§ What needs to be done
Write out the data below in full, unchanged, minus the images.

§ Given records
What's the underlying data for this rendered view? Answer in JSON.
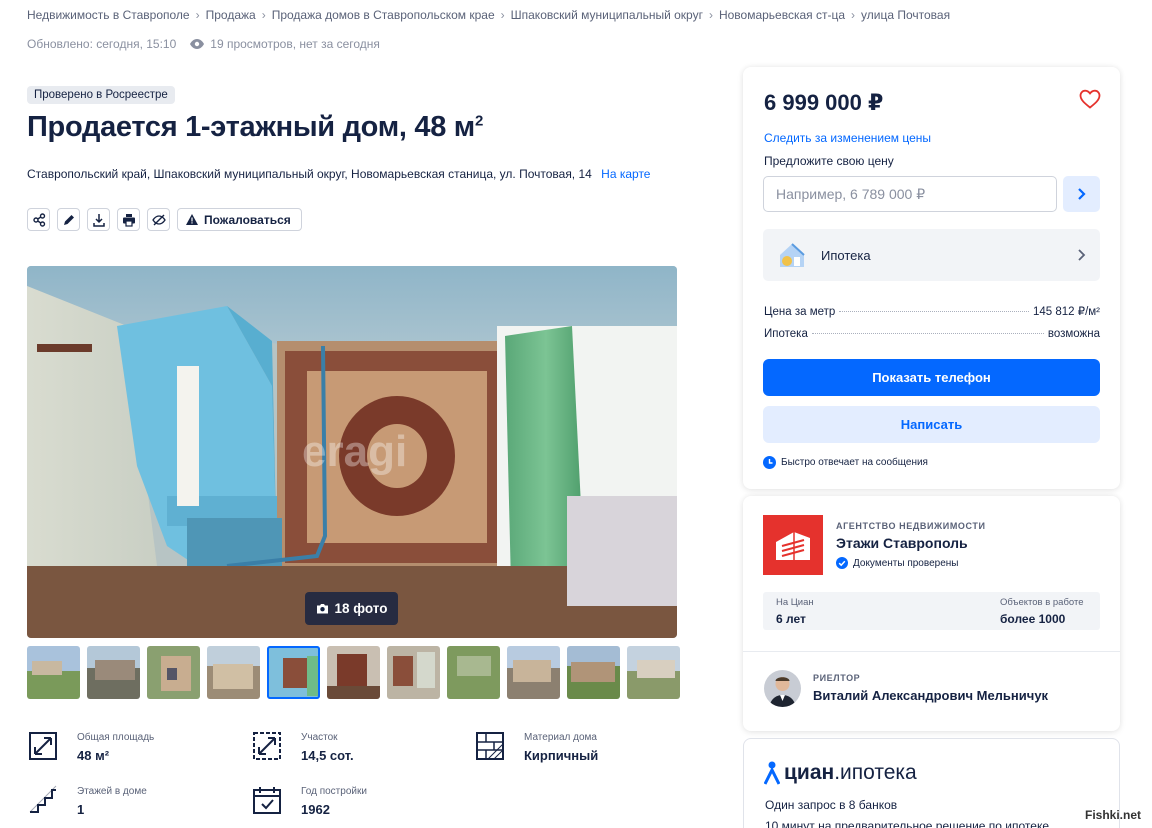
{
  "breadcrumbs": [
    "Недвижимость в Ставрополе",
    "Продажа",
    "Продажа домов в Ставропольском крае",
    "Шпаковский муниципальный округ",
    "Новомарьевская ст-ца",
    "улица Почтовая"
  ],
  "meta": {
    "updated": "Обновлено: сегодня, 15:10",
    "views": "19 просмотров, нет за сегодня"
  },
  "badge": "Проверено в Росреестре",
  "title": {
    "text": "Продается 1-этажный дом, 48 м",
    "sup": "2"
  },
  "address": {
    "text": "Ставропольский край, Шпаковский муниципальный округ, Новомарьевская станица, ул. Почтовая, 14",
    "map_link": "На карте"
  },
  "toolbar": {
    "complain_label": "Пожаловаться"
  },
  "gallery": {
    "photo_count": "18 фото",
    "photo_watermark": "eragi",
    "active_thumb": 5
  },
  "facts": [
    {
      "label": "Общая площадь",
      "value": "48 м²",
      "icon": "area-icon"
    },
    {
      "label": "Участок",
      "value": "14,5 сот.",
      "icon": "plot-icon"
    },
    {
      "label": "Материал дома",
      "value": "Кирпичный",
      "icon": "brick-icon"
    },
    {
      "label": "Этажей в доме",
      "value": "1",
      "icon": "stairs-icon"
    },
    {
      "label": "Год постройки",
      "value": "1962",
      "icon": "calendar-icon"
    }
  ],
  "price_card": {
    "price": "6 999 000 ₽",
    "follow_price": "Следить за изменением цены",
    "offer_label": "Предложите свою цену",
    "offer_placeholder": "Например, 6 789 000 ₽",
    "mortgage": "Ипотека",
    "rows": [
      {
        "label": "Цена за метр",
        "value": "145 812 ₽/м²"
      },
      {
        "label": "Ипотека",
        "value": "возможна"
      }
    ],
    "show_phone": "Показать телефон",
    "write": "Написать",
    "fast_reply": "Быстро отвечает на сообщения"
  },
  "agency": {
    "type": "АГЕНТСТВО НЕДВИЖИМОСТИ",
    "name": "Этажи Ставрополь",
    "verified": "Документы проверены",
    "stat1_label": "На Циан",
    "stat1_value": "6 лет",
    "stat2_label": "Объектов в работе",
    "stat2_value": "более 1000",
    "realtor_role": "РИЕЛТОР",
    "realtor_name": "Виталий Александрович Мельничук"
  },
  "cian": {
    "logo_bold": "циан",
    "logo_rest": ".ипотека",
    "line1": "Один запрос в 8 банков",
    "line2": "10 минут на предварительное решение по ипотеке"
  },
  "watermark": "Fishki.net",
  "colors": {
    "accent": "#0468ff",
    "text": "#152242",
    "agency_red": "#e5322d"
  }
}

§ Output for this exercise
What's the underlying data for this rendered view? Answer in JSON.
{
  "breadcrumbs": [
    "Недвижимость в Ставрополе",
    "Продажа",
    "Продажа домов в Ставропольском крае",
    "Шпаковский муниципальный округ",
    "Новомарьевская ст-ца",
    "улица Почтовая"
  ],
  "meta": {
    "updated": "Обновлено: сегодня, 15:10",
    "views": "19 просмотров, нет за сегодня"
  },
  "badge": "Проверено в Росреестре",
  "title": {
    "text": "Продается 1-этажный дом, 48 м",
    "sup": "2"
  },
  "address": {
    "text": "Ставропольский край, Шпаковский муниципальный округ, Новомарьевская станица, ул. Почтовая, 14",
    "map_link": "На карте"
  },
  "toolbar": {
    "complain_label": "Пожаловаться"
  },
  "gallery": {
    "photo_count": "18 фото",
    "photo_watermark": "eragi",
    "active_thumb": 5
  },
  "facts": [
    {
      "label": "Общая площадь",
      "value": "48 м²",
      "icon": "area-icon"
    },
    {
      "label": "Участок",
      "value": "14,5 сот.",
      "icon": "plot-icon"
    },
    {
      "label": "Материал дома",
      "value": "Кирпичный",
      "icon": "brick-icon"
    },
    {
      "label": "Этажей в доме",
      "value": "1",
      "icon": "stairs-icon"
    },
    {
      "label": "Год постройки",
      "value": "1962",
      "icon": "calendar-icon"
    }
  ],
  "price_card": {
    "price": "6 999 000 ₽",
    "follow_price": "Следить за изменением цены",
    "offer_label": "Предложите свою цену",
    "offer_placeholder": "Например, 6 789 000 ₽",
    "mortgage": "Ипотека",
    "rows": [
      {
        "label": "Цена за метр",
        "value": "145 812 ₽/м²"
      },
      {
        "label": "Ипотека",
        "value": "возможна"
      }
    ],
    "show_phone": "Показать телефон",
    "write": "Написать",
    "fast_reply": "Быстро отвечает на сообщения"
  },
  "agency": {
    "type": "АГЕНТСТВО НЕДВИЖИМОСТИ",
    "name": "Этажи Ставрополь",
    "verified": "Документы проверены",
    "stat1_label": "На Циан",
    "stat1_value": "6 лет",
    "stat2_label": "Объектов в работе",
    "stat2_value": "более 1000",
    "realtor_role": "РИЕЛТОР",
    "realtor_name": "Виталий Александрович Мельничук"
  },
  "cian": {
    "logo_bold": "циан",
    "logo_rest": ".ипотека",
    "line1": "Один запрос в 8 банков",
    "line2": "10 минут на предварительное решение по ипотеке"
  },
  "watermark": "Fishki.net",
  "colors": {
    "accent": "#0468ff",
    "text": "#152242",
    "agency_red": "#e5322d"
  }
}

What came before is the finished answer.